*Dataset content*
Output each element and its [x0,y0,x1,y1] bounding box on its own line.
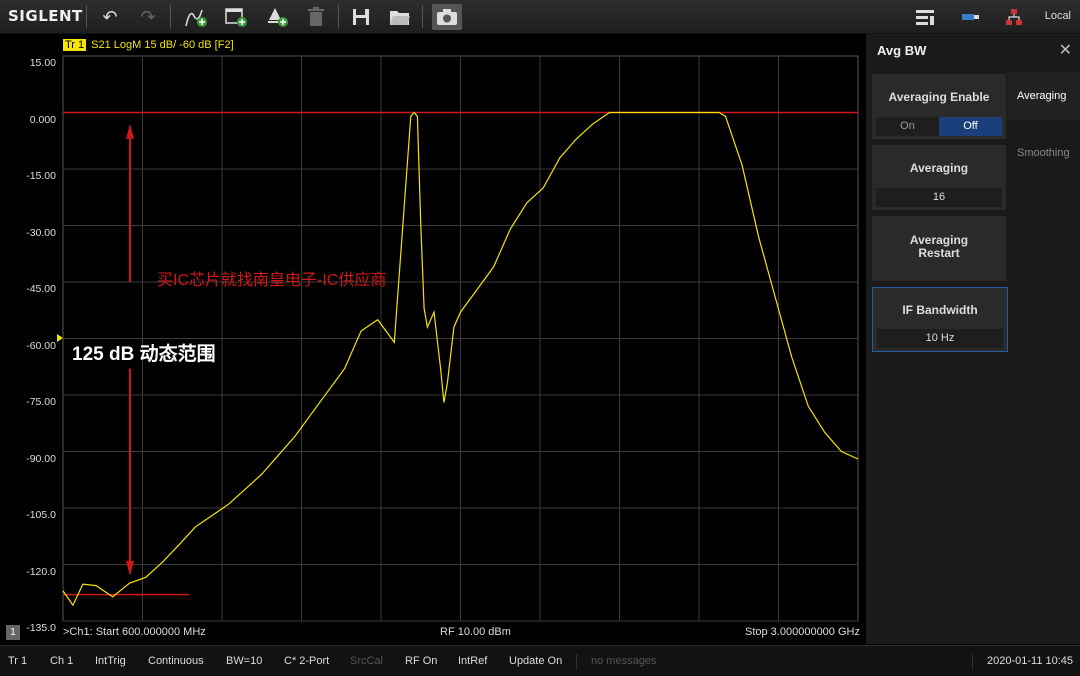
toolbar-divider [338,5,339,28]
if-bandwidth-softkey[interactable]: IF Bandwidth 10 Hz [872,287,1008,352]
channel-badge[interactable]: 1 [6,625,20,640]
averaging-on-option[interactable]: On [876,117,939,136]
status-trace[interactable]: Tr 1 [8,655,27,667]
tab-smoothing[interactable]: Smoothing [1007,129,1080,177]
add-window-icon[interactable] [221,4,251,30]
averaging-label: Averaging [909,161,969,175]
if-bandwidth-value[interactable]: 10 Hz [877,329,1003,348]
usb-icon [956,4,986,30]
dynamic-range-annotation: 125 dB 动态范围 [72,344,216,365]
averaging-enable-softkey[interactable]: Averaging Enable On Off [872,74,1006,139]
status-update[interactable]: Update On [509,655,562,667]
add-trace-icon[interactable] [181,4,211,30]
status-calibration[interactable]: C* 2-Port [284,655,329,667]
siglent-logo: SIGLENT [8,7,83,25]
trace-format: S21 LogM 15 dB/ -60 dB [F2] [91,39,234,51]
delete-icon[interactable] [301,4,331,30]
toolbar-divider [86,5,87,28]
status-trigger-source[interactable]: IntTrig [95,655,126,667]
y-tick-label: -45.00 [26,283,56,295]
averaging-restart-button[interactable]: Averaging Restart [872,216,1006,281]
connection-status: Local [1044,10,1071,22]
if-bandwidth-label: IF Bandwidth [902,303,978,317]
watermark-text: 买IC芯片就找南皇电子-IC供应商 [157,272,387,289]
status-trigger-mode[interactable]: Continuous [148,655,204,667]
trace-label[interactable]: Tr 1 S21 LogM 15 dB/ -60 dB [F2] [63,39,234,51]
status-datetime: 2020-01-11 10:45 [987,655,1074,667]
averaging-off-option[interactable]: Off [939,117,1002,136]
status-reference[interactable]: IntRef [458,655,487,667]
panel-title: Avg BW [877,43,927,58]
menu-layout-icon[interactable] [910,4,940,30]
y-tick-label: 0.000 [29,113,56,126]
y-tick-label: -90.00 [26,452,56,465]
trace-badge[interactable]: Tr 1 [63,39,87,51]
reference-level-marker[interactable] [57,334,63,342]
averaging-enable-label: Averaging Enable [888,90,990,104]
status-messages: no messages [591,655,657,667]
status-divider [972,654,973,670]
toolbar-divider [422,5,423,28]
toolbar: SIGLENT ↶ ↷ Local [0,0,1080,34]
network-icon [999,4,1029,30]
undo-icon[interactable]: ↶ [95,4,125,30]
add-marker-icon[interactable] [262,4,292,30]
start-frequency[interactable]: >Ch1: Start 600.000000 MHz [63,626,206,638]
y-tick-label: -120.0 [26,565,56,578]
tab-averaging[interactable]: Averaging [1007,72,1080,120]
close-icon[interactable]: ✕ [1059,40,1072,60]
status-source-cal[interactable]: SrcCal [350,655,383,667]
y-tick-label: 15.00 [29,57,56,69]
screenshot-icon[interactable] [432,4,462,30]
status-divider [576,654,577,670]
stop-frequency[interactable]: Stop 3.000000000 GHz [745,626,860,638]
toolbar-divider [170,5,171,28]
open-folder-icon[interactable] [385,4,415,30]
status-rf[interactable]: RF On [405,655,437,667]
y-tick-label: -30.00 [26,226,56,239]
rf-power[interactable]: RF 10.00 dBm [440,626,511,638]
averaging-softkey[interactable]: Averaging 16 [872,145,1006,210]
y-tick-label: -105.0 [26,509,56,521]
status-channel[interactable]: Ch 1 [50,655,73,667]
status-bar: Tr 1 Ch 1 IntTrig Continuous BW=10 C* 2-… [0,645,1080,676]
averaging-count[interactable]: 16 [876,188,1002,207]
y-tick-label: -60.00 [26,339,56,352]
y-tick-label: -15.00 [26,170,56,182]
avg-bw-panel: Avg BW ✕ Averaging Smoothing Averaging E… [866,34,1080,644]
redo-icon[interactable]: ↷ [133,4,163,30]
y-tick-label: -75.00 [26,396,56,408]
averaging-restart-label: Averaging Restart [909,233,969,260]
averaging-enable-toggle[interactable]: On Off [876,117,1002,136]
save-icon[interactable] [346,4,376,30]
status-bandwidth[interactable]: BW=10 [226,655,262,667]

*Directions*
Copy out the material above line for line, leaving out the pictures.

*Solution for this task*
Output each element and its [x0,y0,x1,y1] bounding box on its own line.
toolbar-divider [338,5,339,28]
if-bandwidth-softkey[interactable]: IF Bandwidth 10 Hz [872,287,1008,352]
channel-badge[interactable]: 1 [6,625,20,640]
averaging-on-option[interactable]: On [876,117,939,136]
status-trace[interactable]: Tr 1 [8,655,27,667]
tab-smoothing[interactable]: Smoothing [1007,129,1080,177]
add-window-icon[interactable] [221,4,251,30]
averaging-label: Averaging [909,161,969,175]
if-bandwidth-value[interactable]: 10 Hz [877,329,1003,348]
usb-icon [956,4,986,30]
dynamic-range-annotation: 125 dB 动态范围 [72,344,216,365]
averaging-enable-softkey[interactable]: Averaging Enable On Off [872,74,1006,139]
status-update[interactable]: Update On [509,655,562,667]
add-trace-icon[interactable] [181,4,211,30]
status-calibration[interactable]: C* 2-Port [284,655,329,667]
siglent-logo: SIGLENT [8,7,83,25]
trace-format: S21 LogM 15 dB/ -60 dB [F2] [91,39,234,51]
delete-icon[interactable] [301,4,331,30]
toolbar-divider [86,5,87,28]
status-trigger-source[interactable]: IntTrig [95,655,126,667]
y-tick-label: -45.00 [26,283,56,295]
averaging-restart-button[interactable]: Averaging Restart [872,216,1006,281]
connection-status: Local [1044,10,1071,22]
if-bandwidth-label: IF Bandwidth [902,303,978,317]
watermark-text: 买IC芯片就找南皇电子-IC供应商 [157,272,387,289]
status-trigger-mode[interactable]: Continuous [148,655,204,667]
trace-label[interactable]: Tr 1 S21 LogM 15 dB/ -60 dB [F2] [63,39,234,51]
status-datetime: 2020-01-11 10:45 [987,655,1074,667]
averaging-off-option[interactable]: Off [939,117,1002,136]
status-reference[interactable]: IntRef [458,655,487,667]
panel-title: Avg BW [877,43,927,58]
menu-layout-icon[interactable] [910,4,940,30]
y-tick-label: 0.000 [29,113,56,126]
y-tick-label: -90.00 [26,452,56,465]
trace-badge[interactable]: Tr 1 [63,39,87,51]
reference-level-marker[interactable] [57,334,63,342]
averaging-enable-label: Averaging Enable [888,90,990,104]
status-messages: no messages [591,655,657,667]
status-divider [972,654,973,670]
toolbar-divider [422,5,423,28]
toolbar: SIGLENT ↶ ↷ Local [0,0,1080,34]
network-icon [999,4,1029,30]
undo-icon[interactable]: ↶ [95,4,125,30]
add-marker-icon[interactable] [262,4,292,30]
start-frequency[interactable]: >Ch1: Start 600.000000 MHz [63,626,206,638]
y-tick-label: -120.0 [26,565,56,578]
tab-averaging[interactable]: Averaging [1007,72,1080,120]
close-icon[interactable]: ✕ [1059,40,1072,60]
status-source-cal[interactable]: SrcCal [350,655,383,667]
y-tick-label: 15.00 [29,57,56,69]
screenshot-icon[interactable] [432,4,462,30]
status-divider [576,654,577,670]
stop-frequency[interactable]: Stop 3.000000000 GHz [745,626,860,638]
toolbar-divider [170,5,171,28]
open-folder-icon[interactable] [385,4,415,30]
status-rf[interactable]: RF On [405,655,437,667]
y-tick-label: -30.00 [26,226,56,239]
rf-power[interactable]: RF 10.00 dBm [440,626,511,638]
averaging-softkey[interactable]: Averaging 16 [872,145,1006,210]
y-tick-label: -105.0 [26,509,56,521]
status-channel[interactable]: Ch 1 [50,655,73,667]
status-bar: Tr 1 Ch 1 IntTrig Continuous BW=10 C* 2-… [0,645,1080,676]
averaging-count[interactable]: 16 [876,188,1002,207]
y-tick-label: -60.00 [26,339,56,352]
y-tick-label: -15.00 [26,170,56,182]
avg-bw-panel: Avg BW ✕ Averaging Smoothing Averaging E… [866,34,1080,644]
redo-icon[interactable]: ↷ [133,4,163,30]
y-tick-label: -75.00 [26,396,56,408]
averaging-restart-label: Averaging Restart [909,233,969,260]
averaging-enable-toggle[interactable]: On Off [876,117,1002,136]
save-icon[interactable] [346,4,376,30]
status-bandwidth[interactable]: BW=10 [226,655,262,667]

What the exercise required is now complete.